> [WORK REQUIRED]: Gather every line that includes the word "Закупка", please.

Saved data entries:
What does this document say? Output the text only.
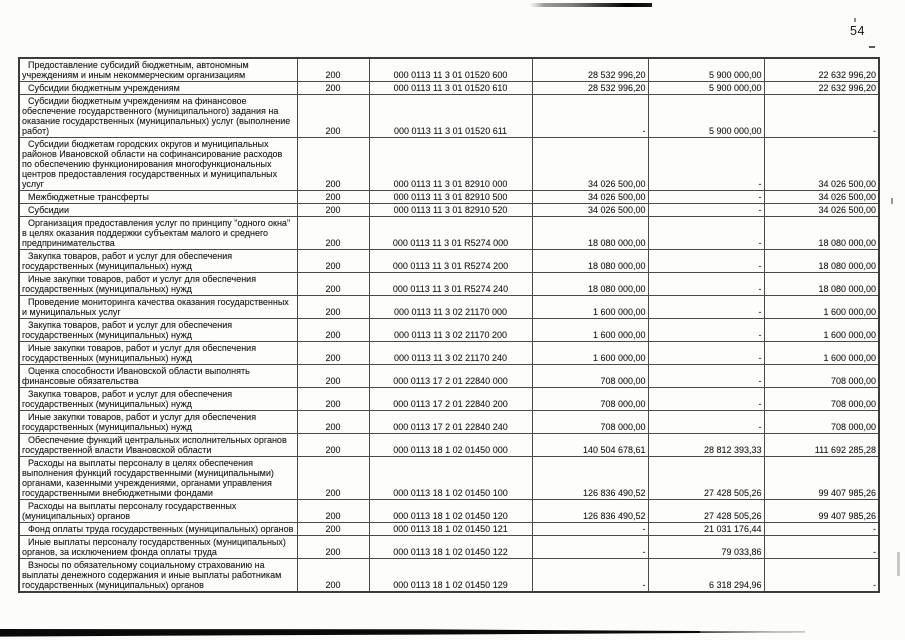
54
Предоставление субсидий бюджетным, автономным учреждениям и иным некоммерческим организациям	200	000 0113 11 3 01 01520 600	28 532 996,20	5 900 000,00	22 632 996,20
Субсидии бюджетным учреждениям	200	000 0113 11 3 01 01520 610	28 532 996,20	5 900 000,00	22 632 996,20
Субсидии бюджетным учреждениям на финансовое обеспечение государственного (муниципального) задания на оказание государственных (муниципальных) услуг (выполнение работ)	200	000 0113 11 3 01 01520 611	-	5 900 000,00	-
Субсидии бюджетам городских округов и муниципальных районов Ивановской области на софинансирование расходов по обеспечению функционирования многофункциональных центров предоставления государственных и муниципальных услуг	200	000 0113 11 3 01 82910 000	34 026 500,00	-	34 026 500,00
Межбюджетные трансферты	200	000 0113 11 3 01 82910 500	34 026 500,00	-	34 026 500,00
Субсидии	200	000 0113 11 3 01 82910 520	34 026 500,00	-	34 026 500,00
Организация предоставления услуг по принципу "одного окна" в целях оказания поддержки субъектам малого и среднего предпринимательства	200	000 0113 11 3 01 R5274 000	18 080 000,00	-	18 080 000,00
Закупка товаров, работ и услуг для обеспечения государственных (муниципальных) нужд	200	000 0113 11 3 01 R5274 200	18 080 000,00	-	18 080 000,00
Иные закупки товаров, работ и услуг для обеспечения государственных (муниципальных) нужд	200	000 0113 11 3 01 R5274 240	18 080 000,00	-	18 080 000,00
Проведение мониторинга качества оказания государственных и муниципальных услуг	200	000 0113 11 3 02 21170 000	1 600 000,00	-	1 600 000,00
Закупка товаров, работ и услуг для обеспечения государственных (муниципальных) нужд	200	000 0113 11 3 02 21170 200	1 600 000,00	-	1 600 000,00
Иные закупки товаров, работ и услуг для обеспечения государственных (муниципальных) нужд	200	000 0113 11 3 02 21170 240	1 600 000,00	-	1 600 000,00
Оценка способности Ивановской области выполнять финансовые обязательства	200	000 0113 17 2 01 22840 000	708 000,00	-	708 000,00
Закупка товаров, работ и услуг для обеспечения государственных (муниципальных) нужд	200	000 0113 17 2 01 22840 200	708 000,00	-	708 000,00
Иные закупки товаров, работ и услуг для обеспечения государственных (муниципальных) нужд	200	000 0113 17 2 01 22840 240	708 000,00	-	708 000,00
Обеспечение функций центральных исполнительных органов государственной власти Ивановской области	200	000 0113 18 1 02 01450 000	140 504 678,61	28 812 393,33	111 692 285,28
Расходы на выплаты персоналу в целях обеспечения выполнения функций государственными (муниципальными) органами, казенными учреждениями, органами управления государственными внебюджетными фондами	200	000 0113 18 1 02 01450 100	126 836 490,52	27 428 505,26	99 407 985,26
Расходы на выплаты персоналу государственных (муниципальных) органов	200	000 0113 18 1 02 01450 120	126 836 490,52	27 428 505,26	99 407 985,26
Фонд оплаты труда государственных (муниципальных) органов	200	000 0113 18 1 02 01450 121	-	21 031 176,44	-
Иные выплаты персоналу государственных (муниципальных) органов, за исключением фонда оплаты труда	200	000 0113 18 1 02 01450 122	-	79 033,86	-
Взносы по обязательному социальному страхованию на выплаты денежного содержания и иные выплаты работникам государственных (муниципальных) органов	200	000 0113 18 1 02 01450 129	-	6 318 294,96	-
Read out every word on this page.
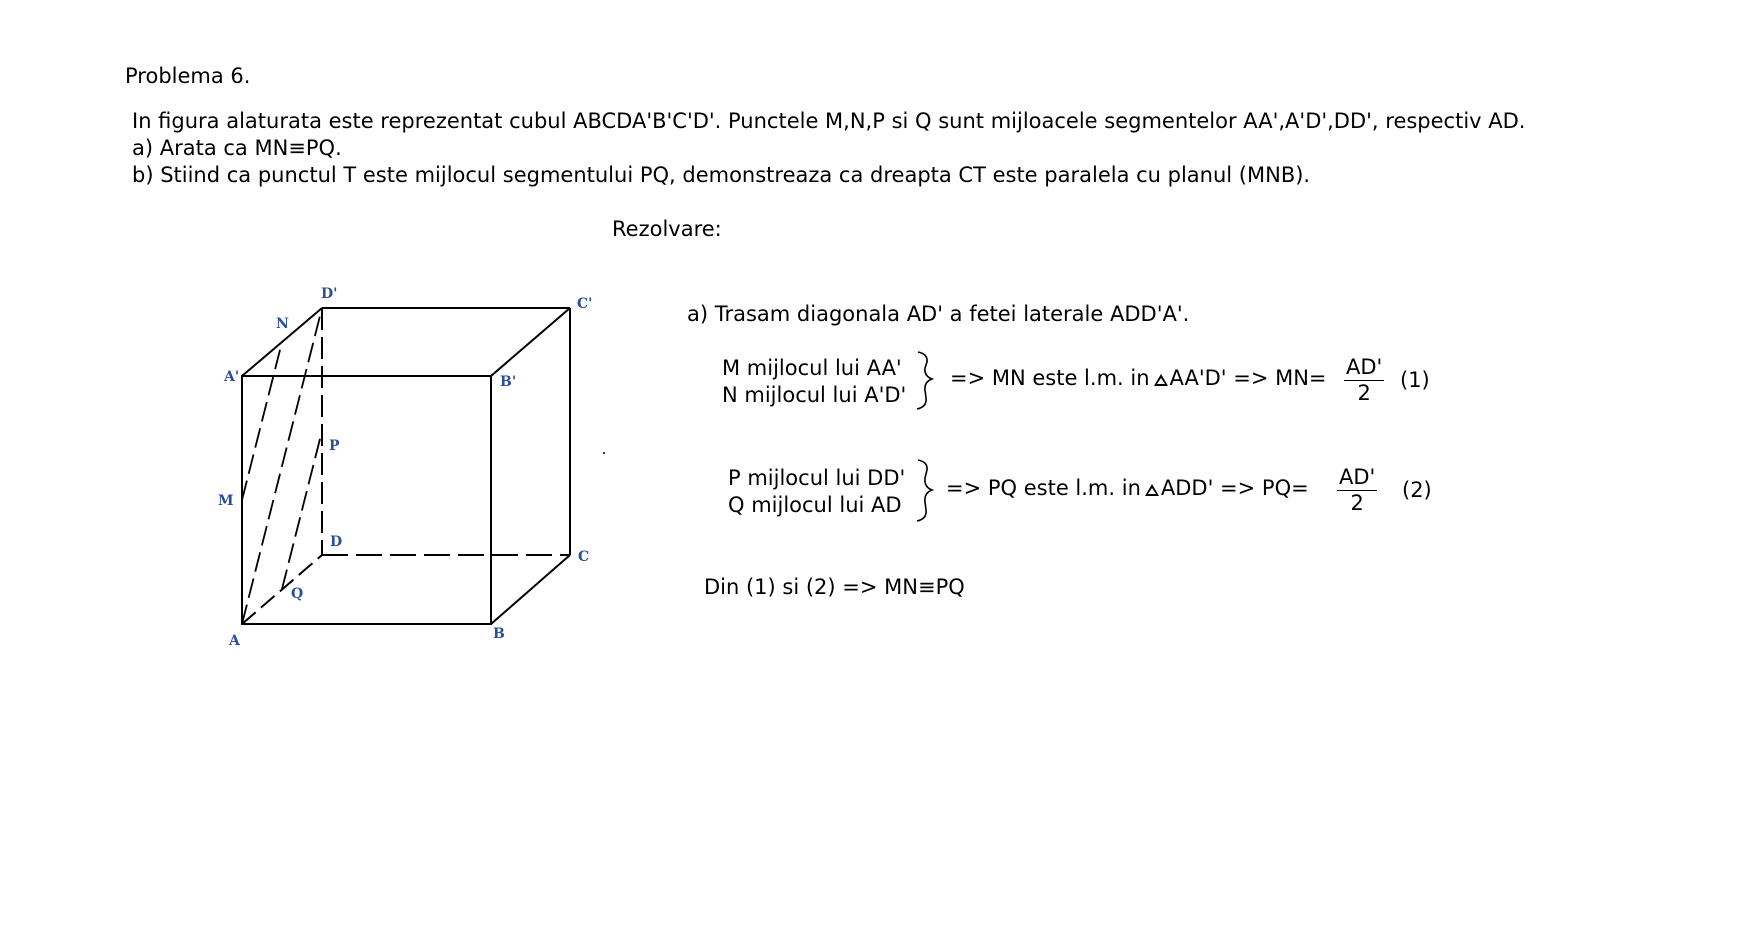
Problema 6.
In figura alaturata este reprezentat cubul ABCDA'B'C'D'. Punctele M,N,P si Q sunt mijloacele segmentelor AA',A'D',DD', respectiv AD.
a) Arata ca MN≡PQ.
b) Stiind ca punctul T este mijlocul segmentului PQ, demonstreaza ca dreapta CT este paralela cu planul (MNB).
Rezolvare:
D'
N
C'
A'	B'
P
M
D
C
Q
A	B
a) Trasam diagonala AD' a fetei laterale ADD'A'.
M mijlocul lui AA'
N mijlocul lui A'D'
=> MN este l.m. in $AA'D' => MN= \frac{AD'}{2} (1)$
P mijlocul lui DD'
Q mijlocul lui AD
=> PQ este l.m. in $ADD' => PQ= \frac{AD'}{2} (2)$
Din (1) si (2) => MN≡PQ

==

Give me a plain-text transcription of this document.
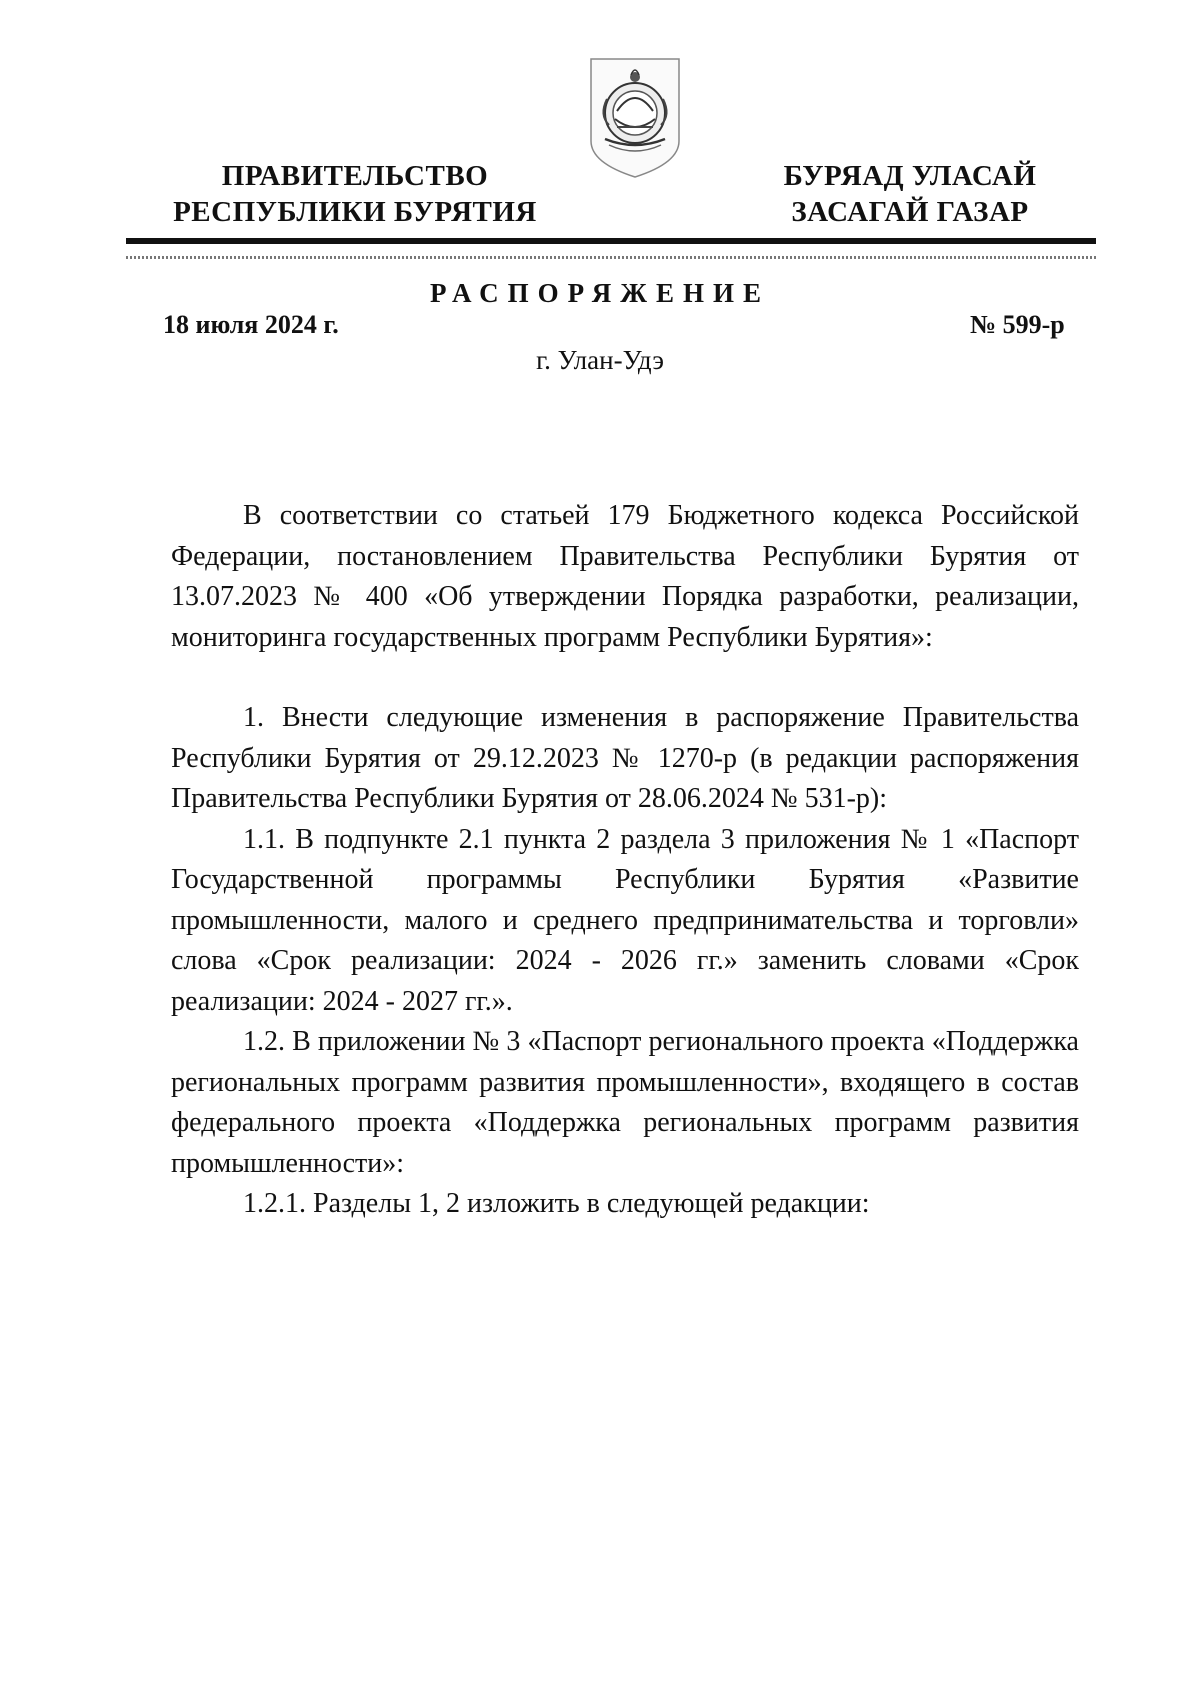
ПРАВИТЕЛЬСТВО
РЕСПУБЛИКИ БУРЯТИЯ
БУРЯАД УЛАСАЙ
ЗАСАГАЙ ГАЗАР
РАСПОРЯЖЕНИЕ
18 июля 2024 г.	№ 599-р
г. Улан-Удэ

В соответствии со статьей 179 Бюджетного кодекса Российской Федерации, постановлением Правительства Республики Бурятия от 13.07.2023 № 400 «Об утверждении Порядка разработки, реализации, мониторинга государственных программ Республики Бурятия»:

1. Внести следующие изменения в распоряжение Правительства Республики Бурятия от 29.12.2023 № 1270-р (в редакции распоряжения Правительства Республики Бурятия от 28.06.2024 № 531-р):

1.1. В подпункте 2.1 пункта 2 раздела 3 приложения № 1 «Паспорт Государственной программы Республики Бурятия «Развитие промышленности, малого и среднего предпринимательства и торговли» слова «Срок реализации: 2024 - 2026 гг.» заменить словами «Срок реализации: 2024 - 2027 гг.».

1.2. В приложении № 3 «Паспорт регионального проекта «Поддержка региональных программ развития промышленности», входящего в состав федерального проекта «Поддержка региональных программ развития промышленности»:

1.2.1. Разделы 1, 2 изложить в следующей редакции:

--

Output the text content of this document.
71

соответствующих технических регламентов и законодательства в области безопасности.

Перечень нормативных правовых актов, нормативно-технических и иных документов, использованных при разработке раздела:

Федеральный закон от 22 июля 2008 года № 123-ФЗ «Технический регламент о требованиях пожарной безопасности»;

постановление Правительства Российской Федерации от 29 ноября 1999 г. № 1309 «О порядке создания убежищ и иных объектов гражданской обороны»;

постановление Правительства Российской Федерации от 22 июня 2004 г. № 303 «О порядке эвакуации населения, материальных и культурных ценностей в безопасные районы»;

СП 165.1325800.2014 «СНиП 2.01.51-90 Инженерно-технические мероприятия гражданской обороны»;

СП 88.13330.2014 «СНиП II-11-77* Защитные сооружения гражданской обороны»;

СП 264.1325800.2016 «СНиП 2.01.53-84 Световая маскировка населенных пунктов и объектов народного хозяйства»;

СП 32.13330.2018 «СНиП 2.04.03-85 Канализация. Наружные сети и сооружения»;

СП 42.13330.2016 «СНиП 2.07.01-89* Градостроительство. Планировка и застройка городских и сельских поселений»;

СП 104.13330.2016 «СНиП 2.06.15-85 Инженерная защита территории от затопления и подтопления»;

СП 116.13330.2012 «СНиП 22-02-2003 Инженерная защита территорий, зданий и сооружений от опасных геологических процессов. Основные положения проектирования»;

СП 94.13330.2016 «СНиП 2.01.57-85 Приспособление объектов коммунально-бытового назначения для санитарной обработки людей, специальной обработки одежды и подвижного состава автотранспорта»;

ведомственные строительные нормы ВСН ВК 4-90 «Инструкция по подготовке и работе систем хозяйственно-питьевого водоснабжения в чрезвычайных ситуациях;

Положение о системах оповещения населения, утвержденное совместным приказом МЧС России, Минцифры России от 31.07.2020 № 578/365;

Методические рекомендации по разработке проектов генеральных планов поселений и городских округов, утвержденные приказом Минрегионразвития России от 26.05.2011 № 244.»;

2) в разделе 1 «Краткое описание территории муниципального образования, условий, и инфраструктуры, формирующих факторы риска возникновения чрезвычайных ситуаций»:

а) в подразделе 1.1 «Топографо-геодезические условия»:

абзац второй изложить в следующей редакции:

> [WORKED ANSWER]:
Закупка товаров, работ и услуг для обеспечения государственных (муниципальных) нужд	200	000 0113 11 3 01 R5274 200	18 080 000,00	-	18 080 000,00
Закупка товаров, работ и услуг для обеспечения государственных (муниципальных) нужд	200	000 0113 11 3 02 21170 200	1 600 000,00	-	1 600 000,00
Закупка товаров, работ и услуг для обеспечения государственных (муниципальных) нужд	200	000 0113 17 2 01 22840 200	708 000,00	-	708 000,00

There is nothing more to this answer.